What you should do: Reproduce every entry exactly as shown.

Stored records
start

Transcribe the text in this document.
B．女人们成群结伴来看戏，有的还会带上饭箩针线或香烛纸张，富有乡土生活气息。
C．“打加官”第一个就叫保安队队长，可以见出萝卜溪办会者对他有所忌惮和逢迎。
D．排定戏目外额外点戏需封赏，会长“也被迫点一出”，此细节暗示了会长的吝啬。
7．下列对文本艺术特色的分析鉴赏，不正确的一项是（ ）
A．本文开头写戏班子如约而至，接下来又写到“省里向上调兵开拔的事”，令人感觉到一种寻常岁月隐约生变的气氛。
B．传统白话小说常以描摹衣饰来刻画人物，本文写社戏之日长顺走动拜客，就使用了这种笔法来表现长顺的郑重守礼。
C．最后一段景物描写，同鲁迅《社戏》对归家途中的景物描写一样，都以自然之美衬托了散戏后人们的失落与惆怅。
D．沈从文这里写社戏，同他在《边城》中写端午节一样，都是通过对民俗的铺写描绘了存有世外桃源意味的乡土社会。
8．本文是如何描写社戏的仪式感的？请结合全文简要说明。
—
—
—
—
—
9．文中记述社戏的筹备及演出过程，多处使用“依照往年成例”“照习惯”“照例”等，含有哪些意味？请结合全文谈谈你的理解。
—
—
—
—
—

end

Result of the task:
Transcribe the text in this document.
B．女人们成群结伴来看戏，有的还会带上饭箩针线或香烛纸张，富有乡土生活气息。
C．“打加官”第一个就叫保安队队长，可以见出萝卜溪办会者对他有所忌惮和逢迎。
D．排定戏目外额外点戏需封赏，会长“也被迫点一出”，此细节暗示了会长的吝啬。
7．下列对文本艺术特色的分析鉴赏，不正确的一项是（ ）
A．本文开头写戏班子如约而至，接下来又写到“省里向上调兵开拔的事”，令人感觉到一种寻常岁月隐约生变的气氛。
B．传统白话小说常以描摹衣饰来刻画人物，本文写社戏之日长顺走动拜客，就使用了这种笔法来表现长顺的郑重守礼。
C．最后一段景物描写，同鲁迅《社戏》对归家途中的景物描写一样，都以自然之美衬托了散戏后人们的失落与惆怅。
D．沈从文这里写社戏，同他在《边城》中写端午节一样，都是通过对民俗的铺写描绘了存有世外桃源意味的乡土社会。
8．本文是如何描写社戏的仪式感的？请结合全文简要说明。
—
—
—
—
—
9．文中记述社戏的筹备及演出过程，多处使用“依照往年成例”“照习惯”“照例”等，含有哪些意味？请结合全文谈谈你的理解。
—
—
—
—
—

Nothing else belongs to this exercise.